>> begin

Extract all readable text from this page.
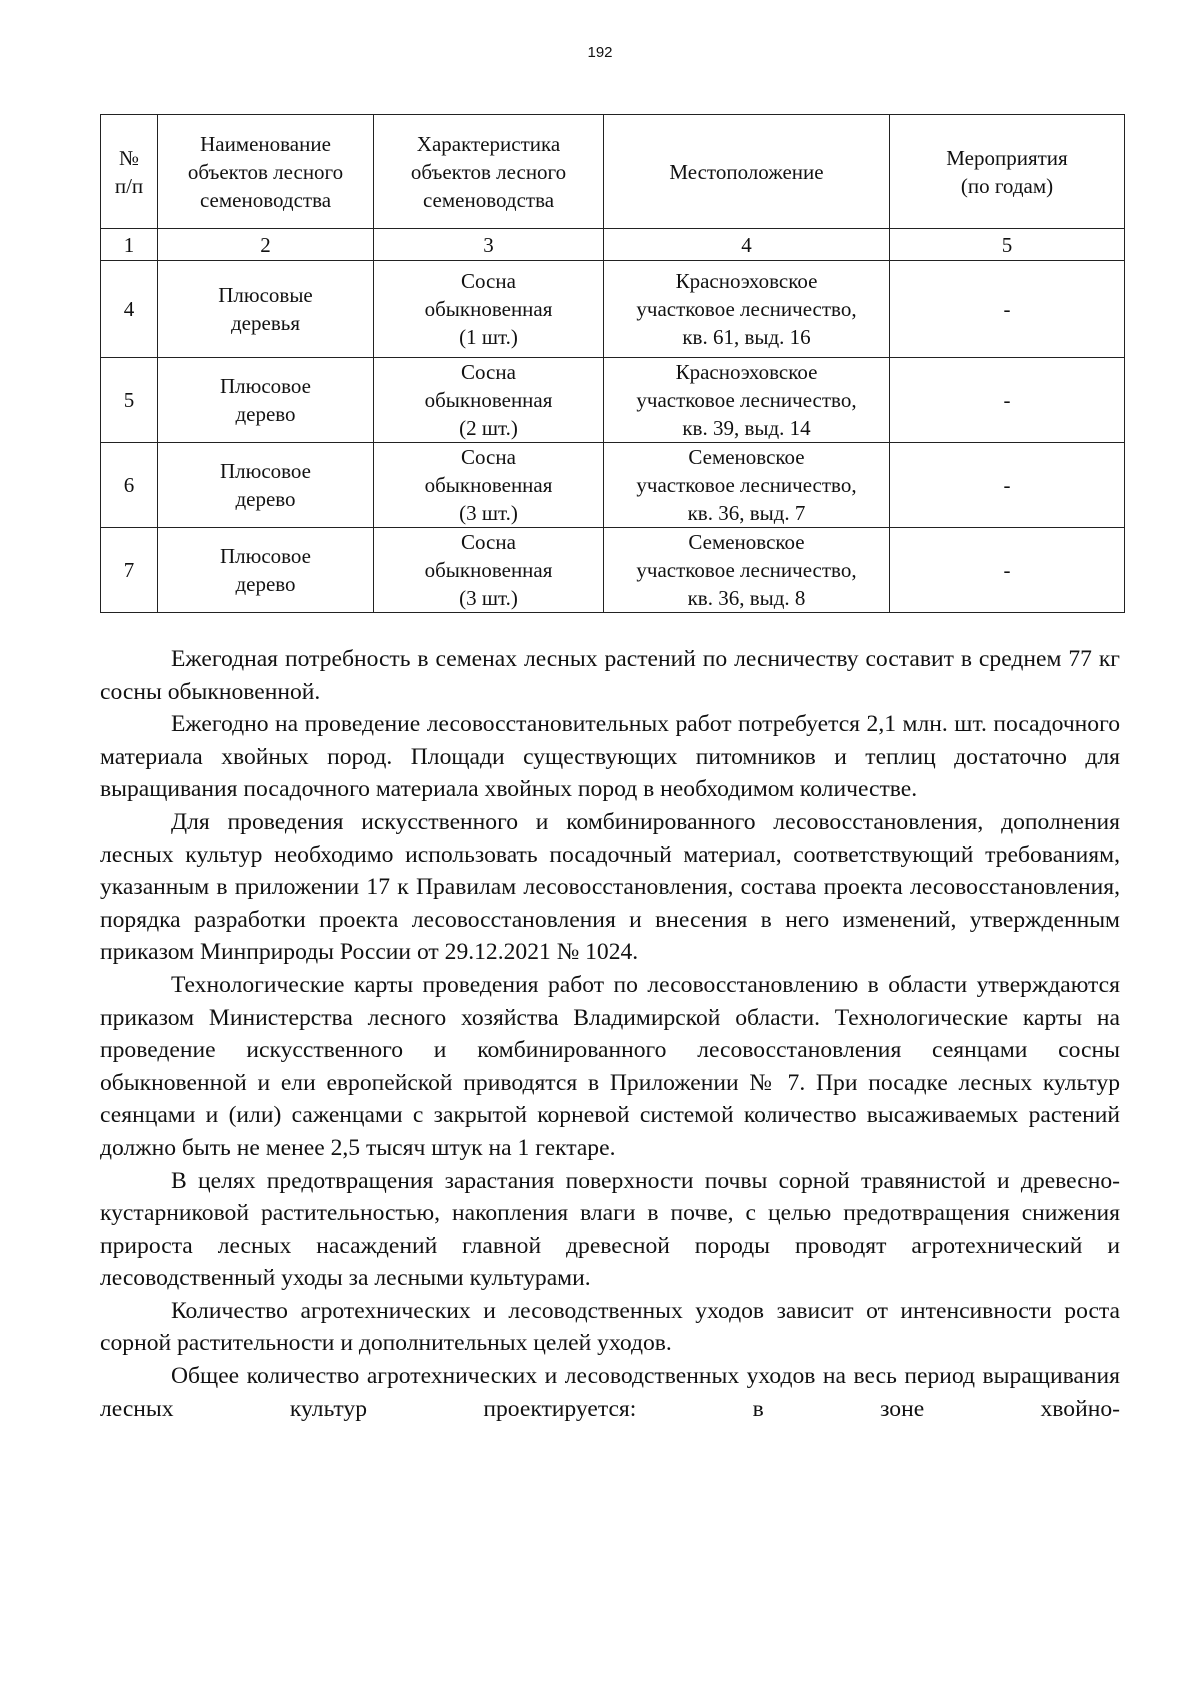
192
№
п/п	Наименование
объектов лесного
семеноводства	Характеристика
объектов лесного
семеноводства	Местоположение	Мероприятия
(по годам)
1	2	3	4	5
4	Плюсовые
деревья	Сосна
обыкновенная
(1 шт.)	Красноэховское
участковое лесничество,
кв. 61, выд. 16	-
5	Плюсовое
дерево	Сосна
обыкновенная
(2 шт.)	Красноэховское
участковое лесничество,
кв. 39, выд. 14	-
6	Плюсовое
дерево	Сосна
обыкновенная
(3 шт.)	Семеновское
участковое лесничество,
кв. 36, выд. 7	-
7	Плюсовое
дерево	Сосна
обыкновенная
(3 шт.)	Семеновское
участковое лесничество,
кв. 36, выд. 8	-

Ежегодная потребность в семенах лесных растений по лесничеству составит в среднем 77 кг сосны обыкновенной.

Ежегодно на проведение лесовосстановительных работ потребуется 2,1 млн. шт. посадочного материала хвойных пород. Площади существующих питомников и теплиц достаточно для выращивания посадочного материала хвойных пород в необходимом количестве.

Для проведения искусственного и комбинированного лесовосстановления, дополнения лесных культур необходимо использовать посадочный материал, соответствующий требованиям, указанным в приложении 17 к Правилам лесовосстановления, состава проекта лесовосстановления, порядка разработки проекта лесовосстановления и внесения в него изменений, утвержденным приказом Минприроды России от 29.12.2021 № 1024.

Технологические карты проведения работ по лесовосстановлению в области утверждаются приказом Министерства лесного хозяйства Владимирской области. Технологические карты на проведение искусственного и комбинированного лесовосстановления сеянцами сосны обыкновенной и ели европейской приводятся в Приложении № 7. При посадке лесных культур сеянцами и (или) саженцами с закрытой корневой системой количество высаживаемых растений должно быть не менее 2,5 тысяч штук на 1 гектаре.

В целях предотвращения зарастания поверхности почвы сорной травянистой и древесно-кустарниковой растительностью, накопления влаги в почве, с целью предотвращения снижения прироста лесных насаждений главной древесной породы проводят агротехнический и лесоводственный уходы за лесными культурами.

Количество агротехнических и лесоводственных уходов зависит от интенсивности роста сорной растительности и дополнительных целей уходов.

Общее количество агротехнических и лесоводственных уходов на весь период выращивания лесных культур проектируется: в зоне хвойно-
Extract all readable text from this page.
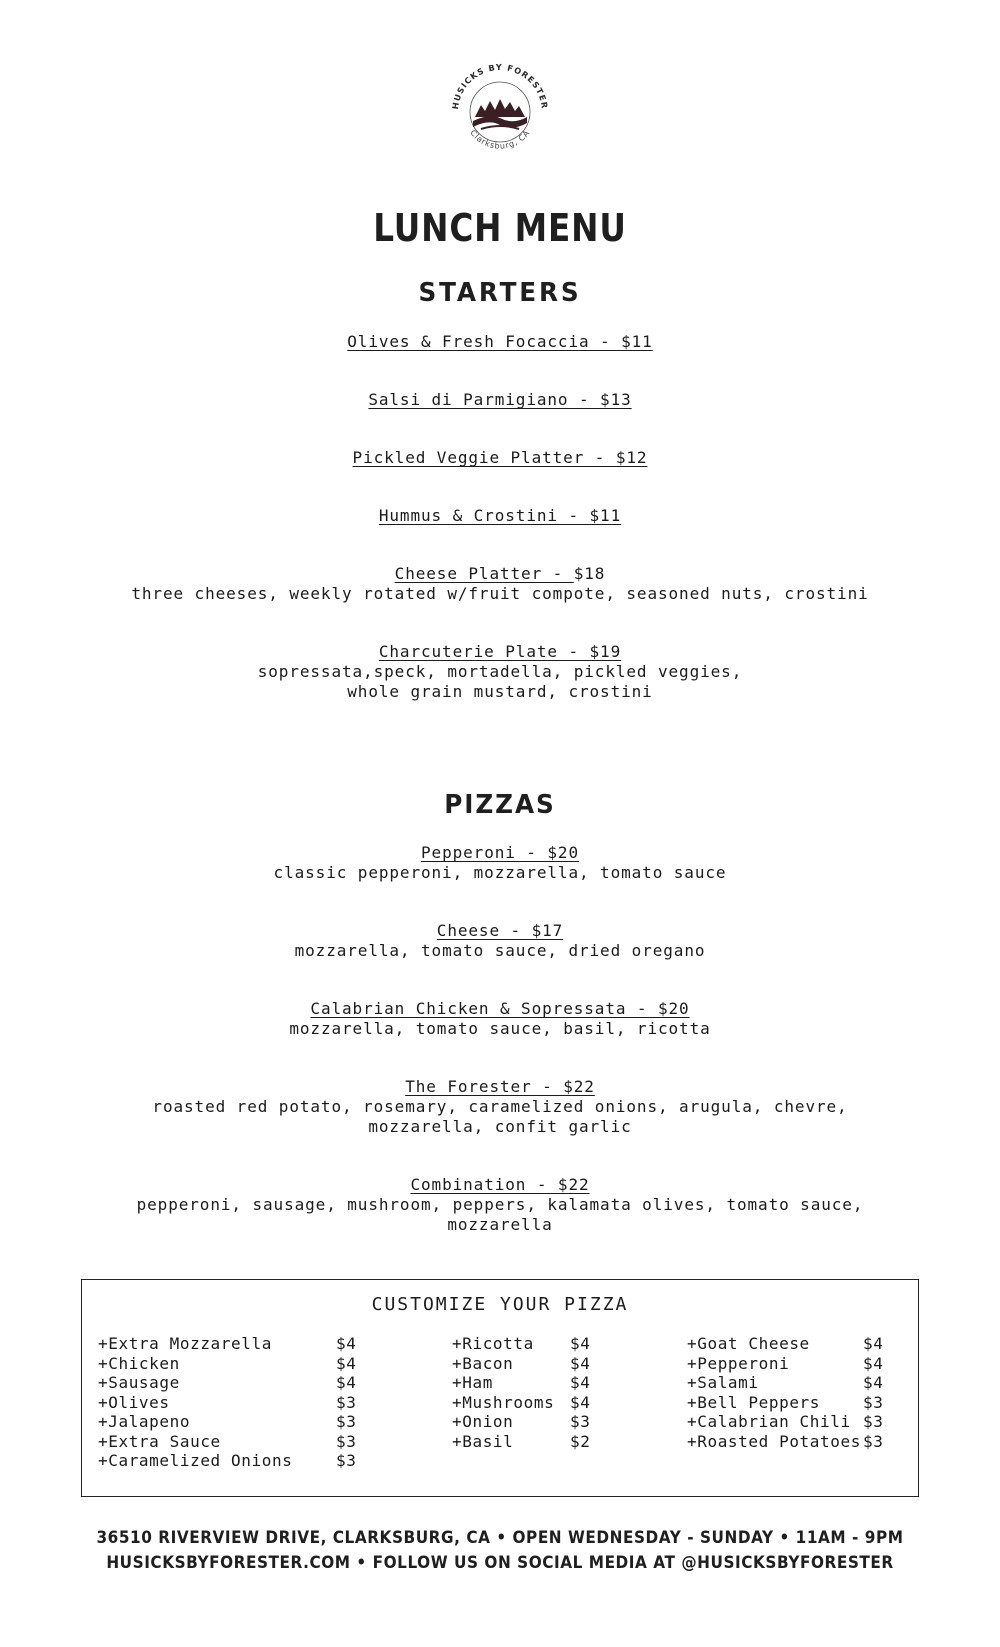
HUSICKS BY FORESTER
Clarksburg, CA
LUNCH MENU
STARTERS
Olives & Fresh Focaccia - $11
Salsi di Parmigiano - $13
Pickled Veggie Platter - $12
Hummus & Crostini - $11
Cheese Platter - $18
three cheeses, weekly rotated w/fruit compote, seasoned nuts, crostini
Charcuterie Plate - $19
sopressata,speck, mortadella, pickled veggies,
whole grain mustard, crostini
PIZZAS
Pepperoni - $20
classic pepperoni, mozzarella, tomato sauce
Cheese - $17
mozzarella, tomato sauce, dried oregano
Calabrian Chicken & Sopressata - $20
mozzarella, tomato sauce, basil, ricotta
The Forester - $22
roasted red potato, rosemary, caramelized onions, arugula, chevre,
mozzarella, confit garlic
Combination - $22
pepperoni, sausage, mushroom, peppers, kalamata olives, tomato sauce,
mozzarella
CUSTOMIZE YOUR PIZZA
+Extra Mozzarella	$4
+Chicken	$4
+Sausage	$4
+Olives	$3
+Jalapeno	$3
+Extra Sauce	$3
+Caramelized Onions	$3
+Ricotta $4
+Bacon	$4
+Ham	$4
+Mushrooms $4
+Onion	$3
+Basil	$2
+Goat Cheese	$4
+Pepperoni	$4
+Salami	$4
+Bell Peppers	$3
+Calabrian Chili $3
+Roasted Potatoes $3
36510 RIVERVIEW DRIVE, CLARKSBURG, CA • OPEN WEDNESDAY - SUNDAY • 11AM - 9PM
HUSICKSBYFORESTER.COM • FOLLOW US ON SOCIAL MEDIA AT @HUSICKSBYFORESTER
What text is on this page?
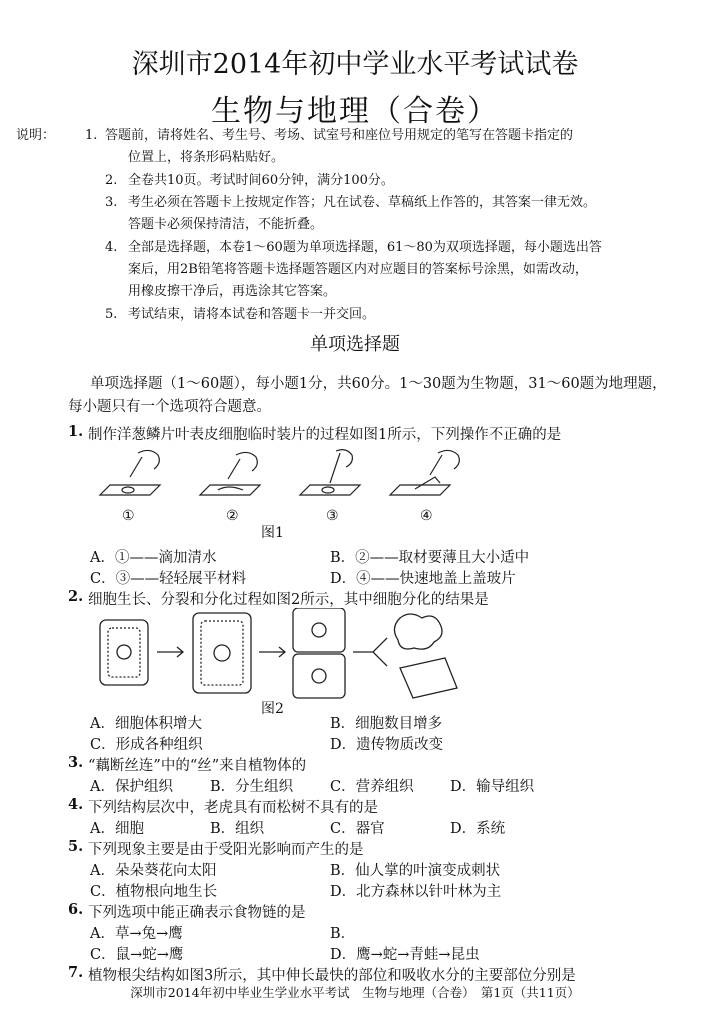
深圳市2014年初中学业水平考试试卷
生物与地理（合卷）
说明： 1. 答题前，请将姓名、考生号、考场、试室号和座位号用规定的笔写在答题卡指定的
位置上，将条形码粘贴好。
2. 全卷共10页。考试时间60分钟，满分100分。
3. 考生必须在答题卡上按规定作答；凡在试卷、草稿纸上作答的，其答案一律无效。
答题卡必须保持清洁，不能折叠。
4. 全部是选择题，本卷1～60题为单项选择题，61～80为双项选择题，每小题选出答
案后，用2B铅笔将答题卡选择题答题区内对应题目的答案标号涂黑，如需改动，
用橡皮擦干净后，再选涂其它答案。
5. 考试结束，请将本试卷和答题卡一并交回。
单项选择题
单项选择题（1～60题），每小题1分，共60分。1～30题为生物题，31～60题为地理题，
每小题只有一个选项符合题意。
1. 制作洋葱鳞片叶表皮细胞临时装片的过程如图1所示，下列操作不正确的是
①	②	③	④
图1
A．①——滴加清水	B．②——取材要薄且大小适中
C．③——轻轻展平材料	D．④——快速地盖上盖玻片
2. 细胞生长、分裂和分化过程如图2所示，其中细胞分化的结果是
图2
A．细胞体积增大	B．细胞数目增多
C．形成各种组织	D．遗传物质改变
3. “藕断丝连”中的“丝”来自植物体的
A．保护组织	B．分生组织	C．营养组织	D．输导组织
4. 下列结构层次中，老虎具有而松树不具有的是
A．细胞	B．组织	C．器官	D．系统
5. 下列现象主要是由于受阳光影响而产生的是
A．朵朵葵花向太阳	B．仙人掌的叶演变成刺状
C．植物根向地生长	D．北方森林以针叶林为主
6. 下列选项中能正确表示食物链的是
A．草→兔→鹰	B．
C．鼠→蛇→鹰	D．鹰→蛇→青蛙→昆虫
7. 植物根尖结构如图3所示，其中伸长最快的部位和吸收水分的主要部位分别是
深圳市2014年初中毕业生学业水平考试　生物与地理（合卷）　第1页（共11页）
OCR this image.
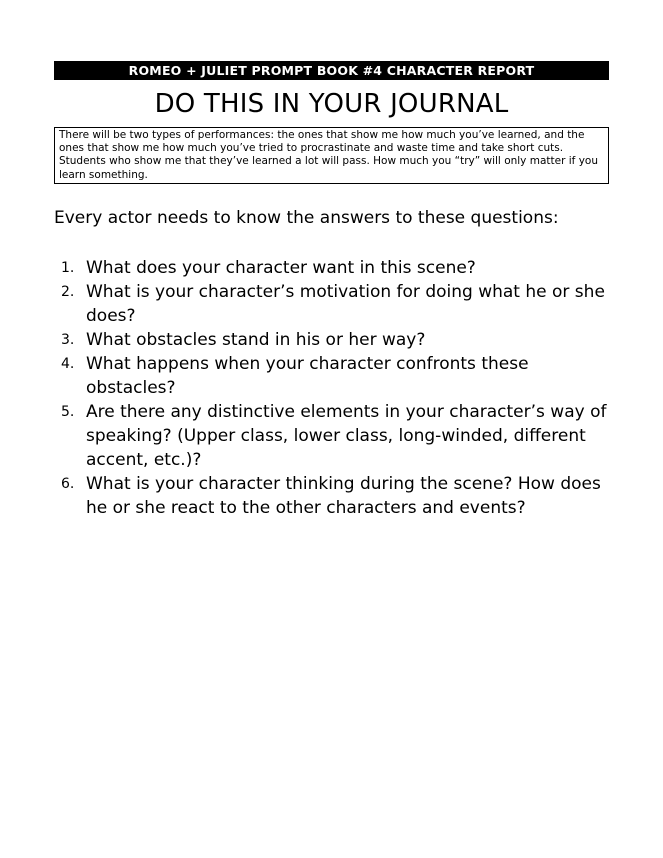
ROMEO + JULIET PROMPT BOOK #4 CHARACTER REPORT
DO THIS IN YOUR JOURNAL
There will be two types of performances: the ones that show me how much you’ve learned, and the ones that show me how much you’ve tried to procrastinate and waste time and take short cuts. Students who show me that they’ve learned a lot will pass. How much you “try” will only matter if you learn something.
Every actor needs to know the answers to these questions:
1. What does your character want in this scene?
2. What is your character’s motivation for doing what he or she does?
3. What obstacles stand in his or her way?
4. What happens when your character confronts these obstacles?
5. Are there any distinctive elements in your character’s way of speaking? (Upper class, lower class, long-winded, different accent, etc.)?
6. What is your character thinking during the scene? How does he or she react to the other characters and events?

>> end

Short exercise
The lines to collect are those holding the string "сосны"; copy them all.

Exercise response
Ежегодная потребность в семенах лесных растений по лесничеству составит в среднем 77 кг сосны обыкновенной.
Технологические карты проведения работ по лесовосстановлению в области утверждаются приказом Министерства лесного хозяйства Владимирской области. Технологические карты на проведение искусственного и комбинированного лесовосстановления сеянцами сосны обыкновенной и ели европейской приводятся в Приложении № 7. При посадке лесных культур сеянцами и (или) саженцами с закрытой корневой системой количество высаживаемых растений должно быть не менее 2,5 тысяч штук на 1 гектаре.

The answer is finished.